[Data listing]

------------------------------

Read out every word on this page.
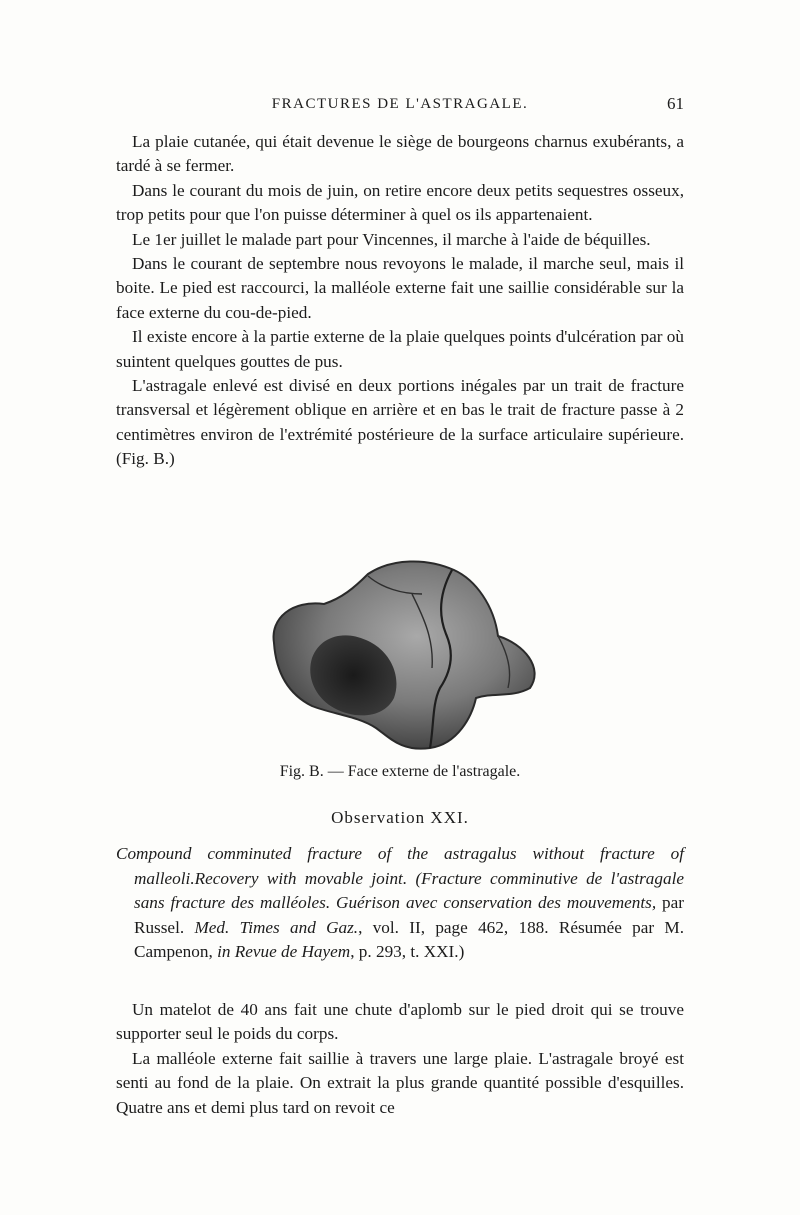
FRACTURES DE L'ASTRAGALE.	61

La plaie cutanée, qui était devenue le siège de bourgeons charnus exubérants, a tardé à se fermer.

Dans le courant du mois de juin, on retire encore deux petits sequestres osseux, trop petits pour que l'on puisse déterminer à quel os ils appartenaient.

Le 1er juillet le malade part pour Vincennes, il marche à l'aide de béquilles.

Dans le courant de septembre nous revoyons le malade, il marche seul, mais il boite. Le pied est raccourci, la malléole externe fait une saillie considérable sur la face externe du cou-de-pied.

Il existe encore à la partie externe de la plaie quelques points d'ulcération par où suintent quelques gouttes de pus.

L'astragale enlevé est divisé en deux portions inégales par un trait de fracture transversal et légèrement oblique en arrière et en bas le trait de fracture passe à 2 centimètres environ de l'extrémité postérieure de la surface articulaire supérieure. (Fig. B.)

Fig. B. — Face externe de l'astragale.
Observation XXI.
Compound comminuted fracture of the astragalus without fracture of malleoli.Recovery with movable joint. (Fracture comminutive de l'astragale sans fracture des malléoles. Guérison avec conservation des mouvements, par Russel. Med. Times and Gaz., vol. II, page 462, 188. Résumée par M. Campenon, in Revue de Hayem, p. 293, t. XXI.)

Un matelot de 40 ans fait une chute d'aplomb sur le pied droit qui se trouve supporter seul le poids du corps.

La malléole externe fait saillie à travers une large plaie. L'astragale broyé est senti au fond de la plaie. On extrait la plus grande quantité possible d'esquilles. Quatre ans et demi plus tard on revoit ce
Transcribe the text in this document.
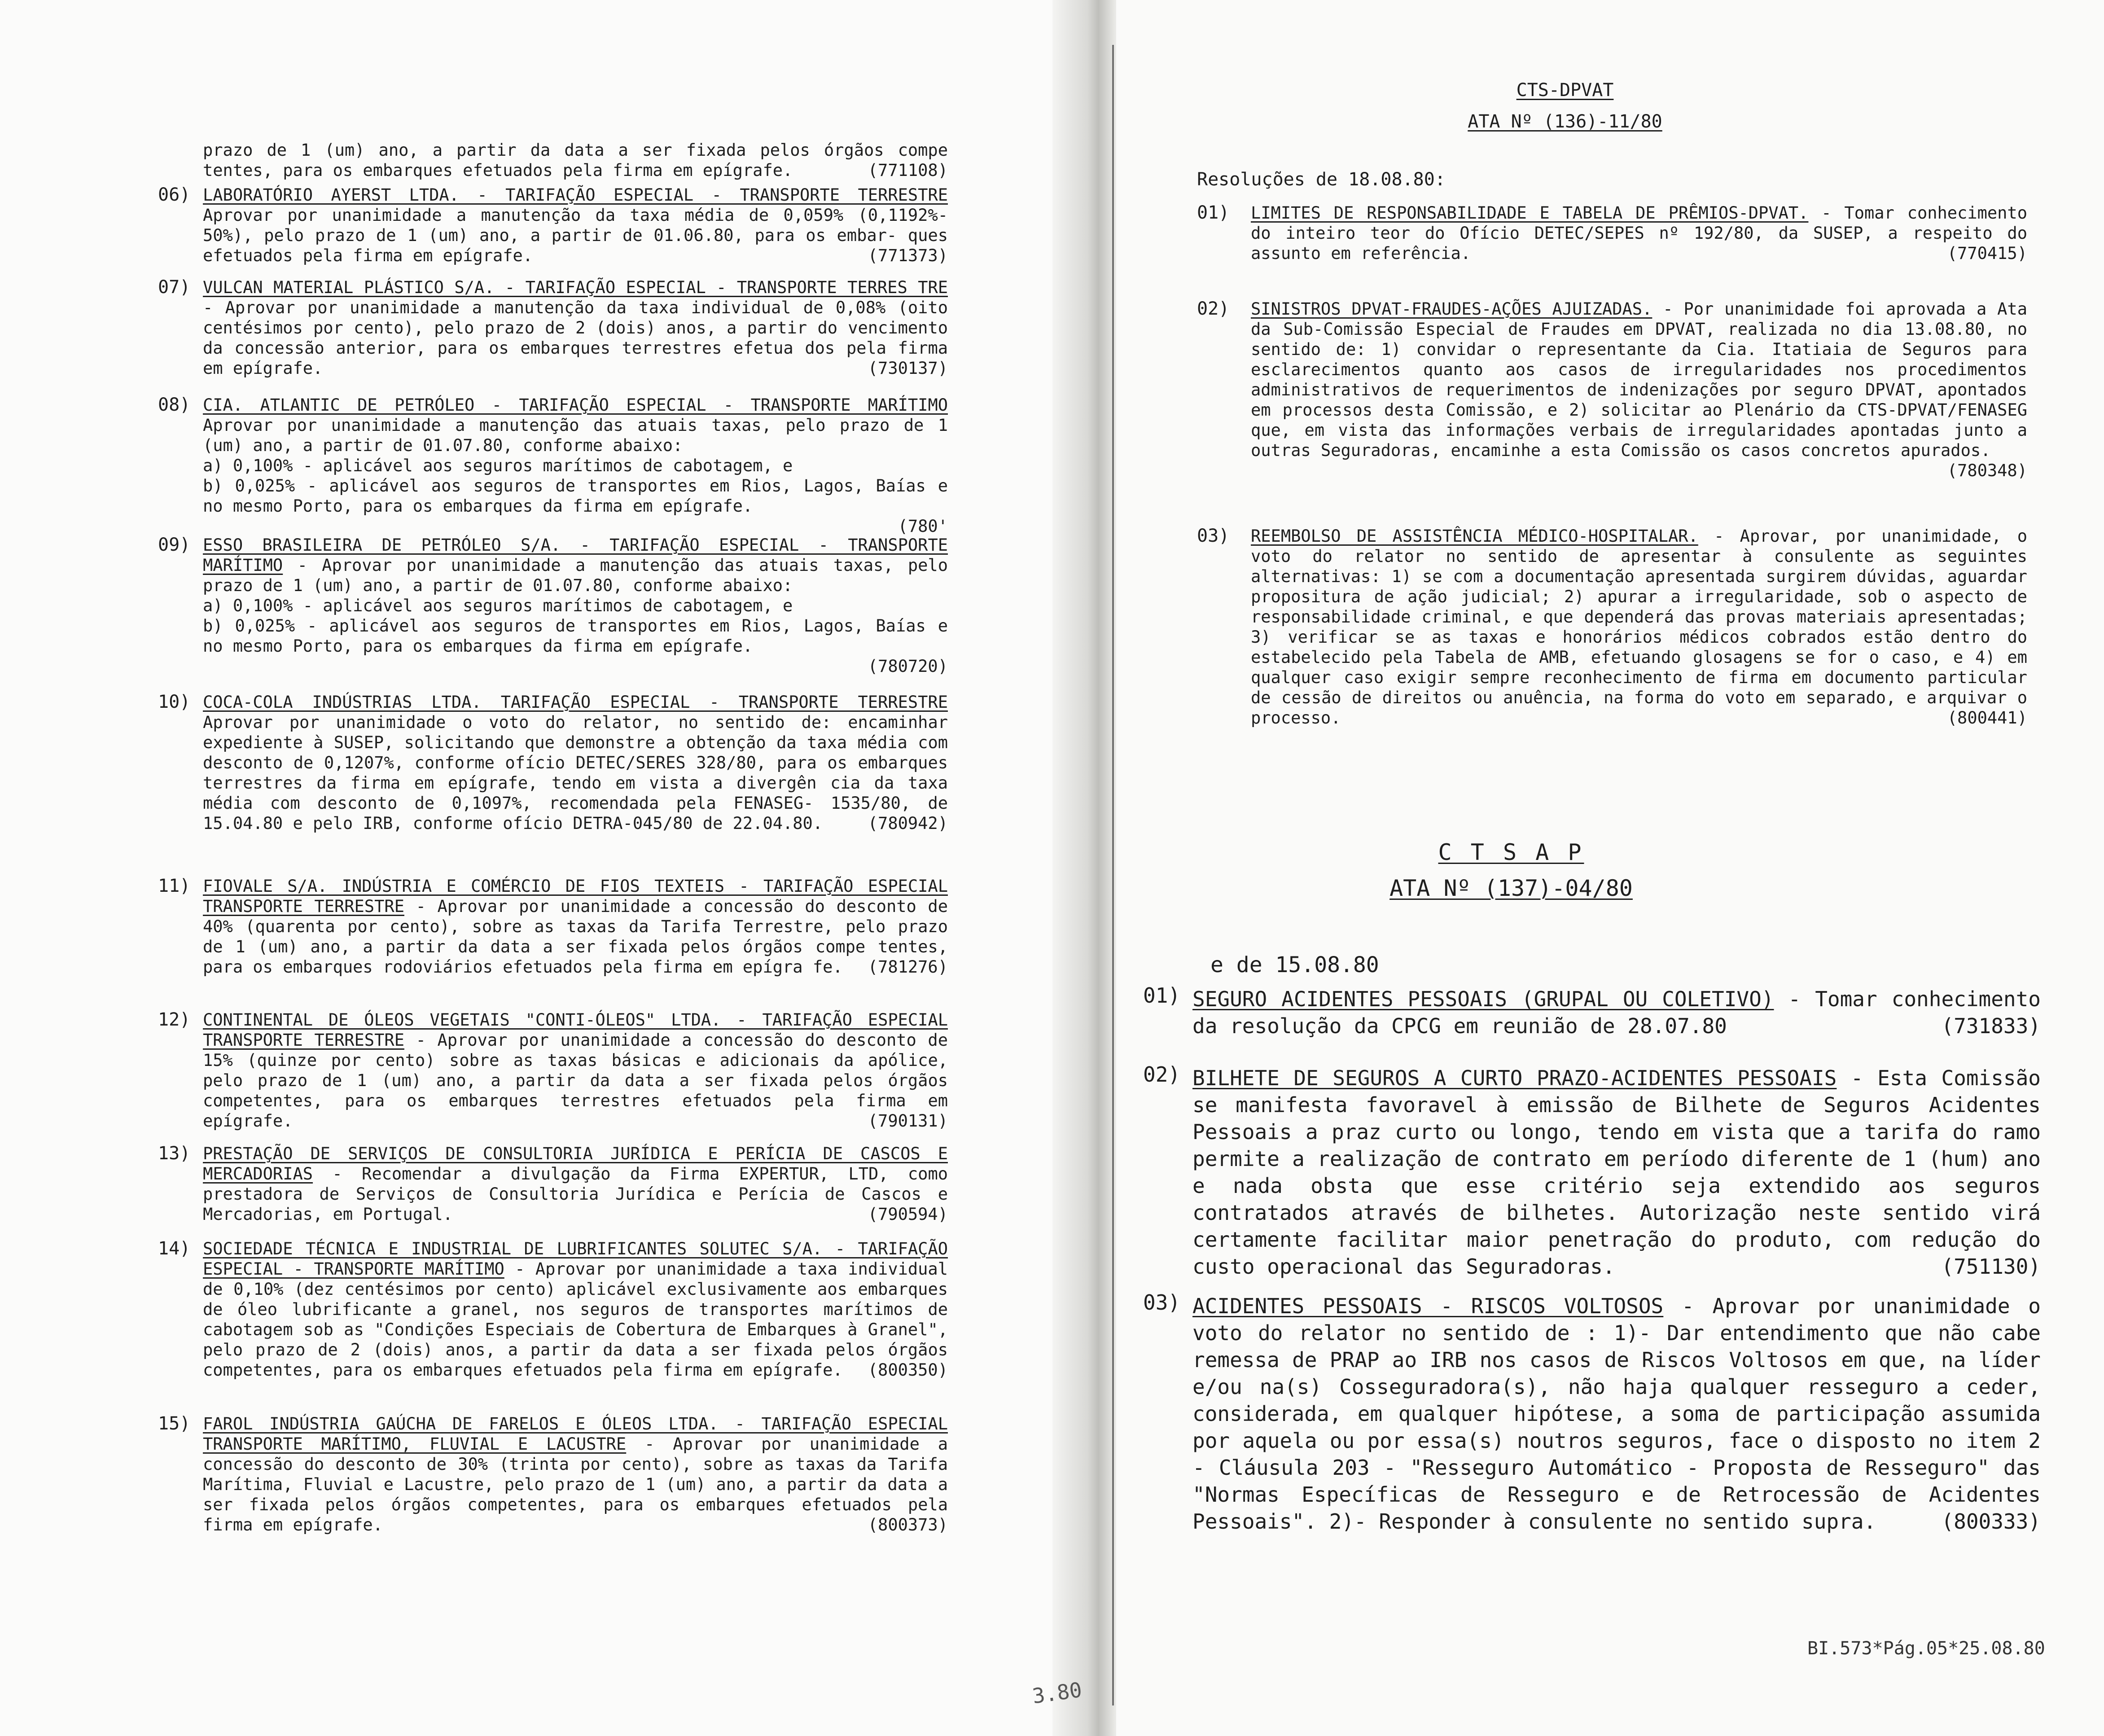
prazo de 1 (um) ano, a partir da data a ser fixada pelos órgãos compe tentes, para os embarques efetuados pela firma em epígrafe.	(771108)
06) LABORATÓRIO AYERST LTDA. - TARIFAÇÃO ESPECIAL - TRANSPORTE TERRESTRE Aprovar por unanimidade a manutenção da taxa média de 0,059% (0,1192%- 50%), pelo prazo de 1 (um) ano, a partir de 01.06.80, para os embar- ques efetuados pela firma em epígrafe.	(771373)
07) VULCAN MATERIAL PLÁSTICO S/A. - TARIFAÇÃO ESPECIAL - TRANSPORTE TERRES TRE - Aprovar por unanimidade a manutenção da taxa individual de 0,08% (oito centésimos por cento), pelo prazo de 2 (dois) anos, a partir do vencimento da concessão anterior, para os embarques terrestres efetua dos pela firma em epígrafe.	(730137)
08) CIA. ATLANTIC DE PETRÓLEO - TARIFAÇÃO ESPECIAL - TRANSPORTE MARÍTIMO Aprovar por unanimidade a manutenção das atuais taxas, pelo prazo de 1 (um) ano, a partir de 01.07.80, conforme abaixo:
a) 0,100% - aplicável aos seguros marítimos de cabotagem, e
b) 0,025% - aplicável aos seguros de transportes em Rios, Lagos, Baías e no mesmo Porto, para os embarques da firma em epígrafe.
(780'
09) ESSO BRASILEIRA DE PETRÓLEO S/A. - TARIFAÇÃO ESPECIAL - TRANSPORTE MARÍTIMO - Aprovar por unanimidade a manutenção das atuais taxas, pelo prazo de 1 (um) ano, a partir de 01.07.80, conforme abaixo:
a) 0,100% - aplicável aos seguros marítimos de cabotagem, e
b) 0,025% - aplicável aos seguros de transportes em Rios, Lagos, Baías e no mesmo Porto, para os embarques da firma em epígrafe.
(780720)
10) COCA-COLA INDÚSTRIAS LTDA. TARIFAÇÃO ESPECIAL - TRANSPORTE TERRESTRE Aprovar por unanimidade o voto do relator, no sentido de: encaminhar expediente à SUSEP, solicitando que demonstre a obtenção da taxa média com desconto de 0,1207%, conforme ofício DETEC/SERES 328/80, para os embarques terrestres da firma em epígrafe, tendo em vista a divergên cia da taxa média com desconto de 0,1097%, recomendada pela FENASEG- 1535/80, de 15.04.80 e pelo IRB, conforme ofício DETRA-045/80 de 22.04.80.	(780942)
11) FIOVALE S/A. INDÚSTRIA E COMÉRCIO DE FIOS TEXTEIS - TARIFAÇÃO ESPECIAL TRANSPORTE TERRESTRE - Aprovar por unanimidade a concessão do desconto de 40% (quarenta por cento), sobre as taxas da Tarifa Terrestre, pelo prazo de 1 (um) ano, a partir da data a ser fixada pelos órgãos compe tentes, para os embarques rodoviários efetuados pela firma em epígra fe. (781276)
12) CONTINENTAL DE ÓLEOS VEGETAIS "CONTI-ÓLEOS" LTDA. - TARIFAÇÃO ESPECIAL TRANSPORTE TERRESTRE - Aprovar por unanimidade a concessão do desconto de 15% (quinze por cento) sobre as taxas básicas e adicionais da apólice, pelo prazo de 1 (um) ano, a partir da data a ser fixada pelos órgãos competentes, para os embarques terrestres efetuados pela firma em epígrafe.	(790131)
13) PRESTAÇÃO DE SERVIÇOS DE CONSULTORIA JURÍDICA E PERÍCIA DE CASCOS E MERCADORIAS - Recomendar a divulgação da Firma EXPERTUR, LTD, como prestadora de Serviços de Consultoria Jurídica e Perícia de Cascos e Mercadorias, em Portugal.	(790594)
14) SOCIEDADE TÉCNICA E INDUSTRIAL DE LUBRIFICANTES SOLUTEC S/A. - TARIFAÇÃO ESPECIAL - TRANSPORTE MARÍTIMO - Aprovar por unanimidade a taxa individual de 0,10% (dez centésimos por cento) aplicável exclusivamente aos embarques de óleo lubrificante a granel, nos seguros de transportes marítimos de cabotagem sob as "Condições Especiais de Cobertura de Embarques à Granel", pelo prazo de 2 (dois) anos, a partir da data a ser fixada pelos órgãos competentes, para os embarques efetuados pela firma em epígrafe. (800350)
15) FAROL INDÚSTRIA GAÚCHA DE FARELOS E ÓLEOS LTDA. - TARIFAÇÃO ESPECIAL TRANSPORTE MARÍTIMO, FLUVIAL E LACUSTRE - Aprovar por unanimidade a concessão do desconto de 30% (trinta por cento), sobre as taxas da Tarifa Marítima, Fluvial e Lacustre, pelo prazo de 1 (um) ano, a partir da data a ser fixada pelos órgãos competentes, para os embarques efetuados pela firma em epígrafe.	(800373)
3.80
CTS-DPVAT
ATA Nº (136)-11/80
Resoluções de 18.08.80:
01) LIMITES DE RESPONSABILIDADE E TABELA DE PRÊMIOS-DPVAT. - Tomar conhecimento do inteiro teor do Ofício DETEC/SEPES nº 192/80, da SUSEP, a respeito do assunto em referência.	(770415)
02) SINISTROS DPVAT-FRAUDES-AÇÕES AJUIZADAS. - Por unanimidade foi aprovada a Ata da Sub-Comissão Especial de Fraudes em DPVAT, realizada no dia 13.08.80, no sentido de: 1) convidar o representante da Cia. Itatiaia de Seguros para esclarecimentos quanto aos casos de irregularidades nos procedimentos administrativos de requerimentos de indenizações por seguro DPVAT, apontados em processos desta Comissão, e 2) solicitar ao Plenário da CTS-DPVAT/FENASEG que, em vista das informações verbais de irregularidades apontadas junto a outras Seguradoras, encaminhe a esta Comissão os casos concretos apurados.
(780348)
03) REEMBOLSO DE ASSISTÊNCIA MÉDICO-HOSPITALAR. - Aprovar, por unanimidade, o voto do relator no sentido de apresentar à consulente as seguintes alternativas: 1) se com a documentação apresentada surgirem dúvidas, aguardar propositura de ação judicial; 2) apurar a irregularidade, sob o aspecto de responsabilidade criminal, e que dependerá das provas materiais apresentadas; 3) verificar se as taxas e honorários médicos cobrados estão dentro do estabelecido pela Tabela de AMB, efetuando glosagens se for o caso, e 4) em qualquer caso exigir sempre reconhecimento de firma em documento particular de cessão de direitos ou anuência, na forma do voto em separado, e arquivar o processo.	(800441)
C T S A P
ATA Nº (137)-04/80
e de 15.08.80
01) SEGURO ACIDENTES PESSOAIS (GRUPAL OU COLETIVO) - Tomar conhecimento da resolução da CPCG em reunião de 28.07.80	(731833)
02) BILHETE DE SEGUROS A CURTO PRAZO-ACIDENTES PESSOAIS - Esta Comissão se manifesta favoravel à emissão de Bilhete de Seguros Acidentes Pessoais a praz curto ou longo, tendo em vista que a tarifa do ramo permite a realização de contrato em período diferente de 1 (hum) ano e nada obsta que esse critério seja extendido aos seguros contratados através de bilhetes. Autorização neste sentido virá certamente facilitar maior penetração do produto, com redução do custo operacional das Seguradoras.	(751130)
03) ACIDENTES PESSOAIS - RISCOS VOLTOSOS - Aprovar por unanimidade o voto do relator no sentido de : 1)- Dar entendimento que não cabe remessa de PRAP ao IRB nos casos de Riscos Voltosos em que, na líder e/ou na(s) Cosseguradora(s), não haja qualquer resseguro a ceder, considerada, em qualquer hipótese, a soma de participação assumida por aquela ou por essa(s) noutros seguros, face o disposto no item 2 - Cláusula 203 - "Resseguro Automático - Proposta de Resseguro" das "Normas Específicas de Resseguro e de Retrocessão de Acidentes Pessoais". 2)- Responder à consulente no sentido supra.	(800333)
BI.573*Pág.05*25.08.80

------------------------------

Check each line above for the word "DETEC" and copy the ones that have it.

10) COCA-COLA INDÚSTRIAS LTDA. TARIFAÇÃO ESPECIAL - TRANSPORTE TERRESTRE Aprovar por unanimidade o voto do relator, no sentido de: encaminhar expediente à SUSEP, solicitando que demonstre a obtenção da taxa média com desconto de 0,1207%, conforme ofício DETEC/SERES 328/80, para os embarques terrestres da firma em epígrafe, tendo em vista a divergên cia da taxa média com desconto de 0,1097%, recomendada pela FENASEG- 1535/80, de 15.04.80 e pelo IRB, conforme ofício DETRA-045/80 de 22.04.80.	(780942)
01) LIMITES DE RESPONSABILIDADE E TABELA DE PRÊMIOS-DPVAT. - Tomar conhecimento do inteiro teor do Ofício DETEC/SEPES nº 192/80, da SUSEP, a respeito do assunto em referência.	(770415)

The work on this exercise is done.